## BEGIN Working data
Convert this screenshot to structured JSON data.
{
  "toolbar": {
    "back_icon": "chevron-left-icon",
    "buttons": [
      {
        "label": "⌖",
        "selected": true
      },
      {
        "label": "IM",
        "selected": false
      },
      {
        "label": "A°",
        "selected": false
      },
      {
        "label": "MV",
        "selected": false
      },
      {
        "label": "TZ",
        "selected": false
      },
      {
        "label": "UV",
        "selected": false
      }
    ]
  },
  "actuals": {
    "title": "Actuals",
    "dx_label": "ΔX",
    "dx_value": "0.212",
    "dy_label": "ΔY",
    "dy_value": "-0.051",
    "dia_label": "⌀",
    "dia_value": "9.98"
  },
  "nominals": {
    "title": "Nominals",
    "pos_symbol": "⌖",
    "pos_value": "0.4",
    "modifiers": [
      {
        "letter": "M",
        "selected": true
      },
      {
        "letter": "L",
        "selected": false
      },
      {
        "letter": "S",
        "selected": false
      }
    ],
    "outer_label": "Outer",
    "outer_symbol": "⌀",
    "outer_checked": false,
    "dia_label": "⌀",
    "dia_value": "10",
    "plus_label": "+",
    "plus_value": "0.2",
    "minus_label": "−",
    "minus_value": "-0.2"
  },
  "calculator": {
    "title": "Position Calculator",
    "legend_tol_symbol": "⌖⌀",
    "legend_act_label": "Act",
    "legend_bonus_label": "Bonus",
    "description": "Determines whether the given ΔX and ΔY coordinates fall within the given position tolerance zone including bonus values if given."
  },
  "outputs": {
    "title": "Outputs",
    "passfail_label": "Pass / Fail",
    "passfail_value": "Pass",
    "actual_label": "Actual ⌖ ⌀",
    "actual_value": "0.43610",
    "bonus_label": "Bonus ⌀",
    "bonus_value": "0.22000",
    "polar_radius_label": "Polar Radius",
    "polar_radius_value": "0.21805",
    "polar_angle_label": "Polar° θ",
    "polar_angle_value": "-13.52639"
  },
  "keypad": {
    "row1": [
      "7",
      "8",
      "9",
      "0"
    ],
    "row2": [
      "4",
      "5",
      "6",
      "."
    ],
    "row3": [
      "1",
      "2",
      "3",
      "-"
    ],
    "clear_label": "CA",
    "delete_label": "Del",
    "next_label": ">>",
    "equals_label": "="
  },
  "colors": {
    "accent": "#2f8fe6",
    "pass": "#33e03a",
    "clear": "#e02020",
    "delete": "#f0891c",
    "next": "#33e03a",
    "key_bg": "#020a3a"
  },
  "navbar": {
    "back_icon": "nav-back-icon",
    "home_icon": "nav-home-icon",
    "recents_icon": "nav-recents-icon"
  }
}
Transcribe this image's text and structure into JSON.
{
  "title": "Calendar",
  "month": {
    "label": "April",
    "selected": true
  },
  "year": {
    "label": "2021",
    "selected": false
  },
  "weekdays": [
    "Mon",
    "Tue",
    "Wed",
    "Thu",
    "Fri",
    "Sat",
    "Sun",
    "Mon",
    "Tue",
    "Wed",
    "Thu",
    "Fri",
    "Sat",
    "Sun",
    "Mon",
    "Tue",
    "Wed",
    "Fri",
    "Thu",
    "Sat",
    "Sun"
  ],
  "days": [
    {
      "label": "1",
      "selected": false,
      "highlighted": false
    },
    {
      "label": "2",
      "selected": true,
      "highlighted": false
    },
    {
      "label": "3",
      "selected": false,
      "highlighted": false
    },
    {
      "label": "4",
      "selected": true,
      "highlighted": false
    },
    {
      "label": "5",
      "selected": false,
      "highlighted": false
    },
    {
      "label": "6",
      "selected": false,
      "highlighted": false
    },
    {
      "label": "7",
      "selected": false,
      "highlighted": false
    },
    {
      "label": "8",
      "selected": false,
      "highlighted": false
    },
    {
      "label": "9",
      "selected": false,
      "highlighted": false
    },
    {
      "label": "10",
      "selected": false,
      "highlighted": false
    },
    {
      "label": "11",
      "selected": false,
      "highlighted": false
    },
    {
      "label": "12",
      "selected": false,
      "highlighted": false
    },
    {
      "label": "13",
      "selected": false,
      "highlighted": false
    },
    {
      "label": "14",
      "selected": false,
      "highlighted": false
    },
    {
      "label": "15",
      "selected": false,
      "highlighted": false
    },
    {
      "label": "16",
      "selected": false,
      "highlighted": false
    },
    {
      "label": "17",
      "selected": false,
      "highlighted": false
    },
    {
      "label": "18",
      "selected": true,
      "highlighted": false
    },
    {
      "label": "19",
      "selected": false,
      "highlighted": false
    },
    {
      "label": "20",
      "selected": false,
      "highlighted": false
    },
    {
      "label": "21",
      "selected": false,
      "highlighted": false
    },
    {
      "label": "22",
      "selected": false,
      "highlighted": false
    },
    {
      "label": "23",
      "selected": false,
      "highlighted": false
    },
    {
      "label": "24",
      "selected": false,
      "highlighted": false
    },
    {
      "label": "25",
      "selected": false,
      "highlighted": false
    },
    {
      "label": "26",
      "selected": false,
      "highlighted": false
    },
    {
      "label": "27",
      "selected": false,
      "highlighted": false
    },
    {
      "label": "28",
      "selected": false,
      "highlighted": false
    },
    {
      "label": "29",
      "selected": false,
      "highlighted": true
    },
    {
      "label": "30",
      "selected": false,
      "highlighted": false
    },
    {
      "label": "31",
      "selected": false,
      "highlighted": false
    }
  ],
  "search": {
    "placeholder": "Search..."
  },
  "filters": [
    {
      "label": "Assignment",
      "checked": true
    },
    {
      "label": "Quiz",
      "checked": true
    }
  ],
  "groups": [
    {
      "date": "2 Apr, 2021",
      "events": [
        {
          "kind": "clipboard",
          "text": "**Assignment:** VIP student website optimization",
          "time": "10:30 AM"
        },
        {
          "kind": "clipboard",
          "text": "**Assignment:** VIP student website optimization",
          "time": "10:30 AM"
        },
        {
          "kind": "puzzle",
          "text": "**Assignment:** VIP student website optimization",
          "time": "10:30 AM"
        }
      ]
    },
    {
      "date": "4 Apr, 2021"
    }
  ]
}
## END Working data
§ Challenge:
Set down all of the entries exactly, please.

§ Exercise result:
Convert this screenshot to structured JSON data.
{
  "toolbar": {
    "back_icon": "chevron-left-icon",
    "buttons": [
      {
        "label": "⌖",
        "selected": true
      },
      {
        "label": "IM",
        "selected": false
      },
      {
        "label": "A°",
        "selected": false
      },
      {
        "label": "MV",
        "selected": false
      },
      {
        "label": "TZ",
        "selected": false
      },
      {
        "label": "UV",
        "selected": false
      }
    ]
  },
  "actuals": {
    "title": "Actuals",
    "dx_label": "ΔX",
    "dx_value": "0.212",
    "dy_label": "ΔY",
    "dy_value": "-0.051",
    "dia_label": "⌀",
    "dia_value": "9.98"
  },
  "nominals": {
    "title": "Nominals",
    "pos_symbol": "⌖",
    "pos_value": "0.4",
    "modifiers": [
      {
        "letter": "M",
        "selected": true
      },
      {
        "letter": "L",
        "selected": false
      },
      {
        "letter": "S",
        "selected": false
      }
    ],
    "outer_label": "Outer",
    "outer_symbol": "⌀",
    "outer_checked": false,
    "dia_label": "⌀",
    "dia_value": "10",
    "plus_label": "+",
    "plus_value": "0.2",
    "minus_label": "−",
    "minus_value": "-0.2"
  },
  "calculator": {
    "title": "Position Calculator",
    "legend_tol_symbol": "⌖⌀",
    "legend_act_label": "Act",
    "legend_bonus_label": "Bonus",
    "description": "Determines whether the given ΔX and ΔY coordinates fall within the given position tolerance zone including bonus values if given."
  },
  "outputs": {
    "title": "Outputs",
    "passfail_label": "Pass / Fail",
    "passfail_value": "Pass",
    "actual_label": "Actual ⌖ ⌀",
    "actual_value": "0.43610",
    "bonus_label": "Bonus ⌀",
    "bonus_value": "0.22000",
    "polar_radius_label": "Polar Radius",
    "polar_radius_value": "0.21805",
    "polar_angle_label": "Polar° θ",
    "polar_angle_value": "-13.52639"
  },
  "keypad": {
    "row1": [
      "7",
      "8",
      "9",
      "0"
    ],
    "row2": [
      "4",
      "5",
      "6",
      "."
    ],
    "row3": [
      "1",
      "2",
      "3",
      "-"
    ],
    "clear_label": "CA",
    "delete_label": "Del",
    "next_label": ">>",
    "equals_label": "="
  },
  "colors": {
    "accent": "#2f8fe6",
    "pass": "#33e03a",
    "clear": "#e02020",
    "delete": "#f0891c",
    "next": "#33e03a",
    "key_bg": "#020a3a"
  },
  "navbar": {
    "back_icon": "nav-back-icon",
    "home_icon": "nav-home-icon",
    "recents_icon": "nav-recents-icon"
  }
}
Transcribe this image's text and structure into JSON.
{
  "title": "Calendar",
  "month": {
    "label": "April",
    "selected": true
  },
  "year": {
    "label": "2021",
    "selected": false
  },
  "weekdays": [
    "Mon",
    "Tue",
    "Wed",
    "Thu",
    "Fri",
    "Sat",
    "Sun",
    "Mon",
    "Tue",
    "Wed",
    "Thu",
    "Fri",
    "Sat",
    "Sun",
    "Mon",
    "Tue",
    "Wed",
    "Fri",
    "Thu",
    "Sat",
    "Sun"
  ],
  "days": [
    {
      "label": "1",
      "selected": false,
      "highlighted": false
    },
    {
      "label": "2",
      "selected": true,
      "highlighted": false
    },
    {
      "label": "3",
      "selected": false,
      "highlighted": false
    },
    {
      "label": "4",
      "selected": true,
      "highlighted": false
    },
    {
      "label": "5",
      "selected": false,
      "highlighted": false
    },
    {
      "label": "6",
      "selected": false,
      "highlighted": false
    },
    {
      "label": "7",
      "selected": false,
      "highlighted": false
    },
    {
      "label": "8",
      "selected": false,
      "highlighted": false
    },
    {
      "label": "9",
      "selected": false,
      "highlighted": false
    },
    {
      "label": "10",
      "selected": false,
      "highlighted": false
    },
    {
      "label": "11",
      "selected": false,
      "highlighted": false
    },
    {
      "label": "12",
      "selected": false,
      "highlighted": false
    },
    {
      "label": "13",
      "selected": false,
      "highlighted": false
    },
    {
      "label": "14",
      "selected": false,
      "highlighted": false
    },
    {
      "label": "15",
      "selected": false,
      "highlighted": false
    },
    {
      "label": "16",
      "selected": false,
      "highlighted": false
    },
    {
      "label": "17",
      "selected": false,
      "highlighted": false
    },
    {
      "label": "18",
      "selected": true,
      "highlighted": false
    },
    {
      "label": "19",
      "selected": false,
      "highlighted": false
    },
    {
      "label": "20",
      "selected": false,
      "highlighted": false
    },
    {
      "label": "21",
      "selected": false,
      "highlighted": false
    },
    {
      "label": "22",
      "selected": false,
      "highlighted": false
    },
    {
      "label": "23",
      "selected": false,
      "highlighted": false
    },
    {
      "label": "24",
      "selected": false,
      "highlighted": false
    },
    {
      "label": "25",
      "selected": false,
      "highlighted": false
    },
    {
      "label": "26",
      "selected": false,
      "highlighted": false
    },
    {
      "label": "27",
      "selected": false,
      "highlighted": false
    },
    {
      "label": "28",
      "selected": false,
      "highlighted": false
    },
    {
      "label": "29",
      "selected": false,
      "highlighted": true
    },
    {
      "label": "30",
      "selected": false,
      "highlighted": false
    },
    {
      "label": "31",
      "selected": false,
      "highlighted": false
    }
  ],
  "search": {
    "placeholder": "Search..."
  },
  "filters": [
    {
      "label": "Assignment",
      "checked": true
    },
    {
      "label": "Quiz",
      "checked": true
    }
  ],
  "groups": [
    {
      "date": "2 Apr, 2021",
      "events": [
        {
          "kind": "clipboard",
          "text": "**Assignment:** VIP student website optimization",
          "time": "10:30 AM"
        },
        {
          "kind": "clipboard",
          "text": "**Assignment:** VIP student website optimization",
          "time": "10:30 AM"
        },
        {
          "kind": "puzzle",
          "text": "**Assignment:** VIP student website optimization",
          "time": "10:30 AM"
        }
      ]
    },
    {
      "date": "4 Apr, 2021"
    }
  ]
}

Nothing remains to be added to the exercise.